What follows is a listing; restate every line of it word for word.

**RECORDS FOR THIS EXERCISE**
BEGIN

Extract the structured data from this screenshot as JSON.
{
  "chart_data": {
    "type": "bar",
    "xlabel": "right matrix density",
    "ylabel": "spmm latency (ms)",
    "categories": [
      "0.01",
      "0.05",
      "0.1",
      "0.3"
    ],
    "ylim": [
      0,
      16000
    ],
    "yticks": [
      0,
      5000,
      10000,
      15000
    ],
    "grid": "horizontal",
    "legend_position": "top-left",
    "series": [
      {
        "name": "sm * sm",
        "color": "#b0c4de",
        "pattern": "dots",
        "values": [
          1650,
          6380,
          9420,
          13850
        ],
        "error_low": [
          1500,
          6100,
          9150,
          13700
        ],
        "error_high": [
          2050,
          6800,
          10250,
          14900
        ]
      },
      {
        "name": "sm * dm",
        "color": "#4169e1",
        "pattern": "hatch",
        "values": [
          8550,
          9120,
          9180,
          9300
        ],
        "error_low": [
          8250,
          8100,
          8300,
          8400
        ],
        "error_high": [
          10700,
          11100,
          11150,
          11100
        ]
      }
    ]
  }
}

END

**TASK OUTPUT**
Extract the structured data from this screenshot as JSON.
{
  "chart_data": {
    "type": "bar",
    "xlabel": "right matrix density",
    "ylabel": "spmm latency (ms)",
    "categories": [
      "0.01",
      "0.05",
      "0.1",
      "0.3"
    ],
    "ylim": [
      0,
      16000
    ],
    "yticks": [
      0,
      5000,
      10000,
      15000
    ],
    "grid": "horizontal",
    "legend_position": "top-left",
    "series": [
      {
        "name": "sm * sm",
        "color": "#b0c4de",
        "pattern": "dots",
        "values": [
          1650,
          6380,
          9420,
          13850
        ],
        "error_low": [
          1500,
          6100,
          9150,
          13700
        ],
        "error_high": [
          2050,
          6800,
          10250,
          14900
        ]
      },
      {
        "name": "sm * dm",
        "color": "#4169e1",
        "pattern": "hatch",
        "values": [
          8550,
          9120,
          9180,
          9300
        ],
        "error_low": [
          8250,
          8100,
          8300,
          8400
        ],
        "error_high": [
          10700,
          11100,
          11150,
          11100
        ]
      }
    ]
  }
}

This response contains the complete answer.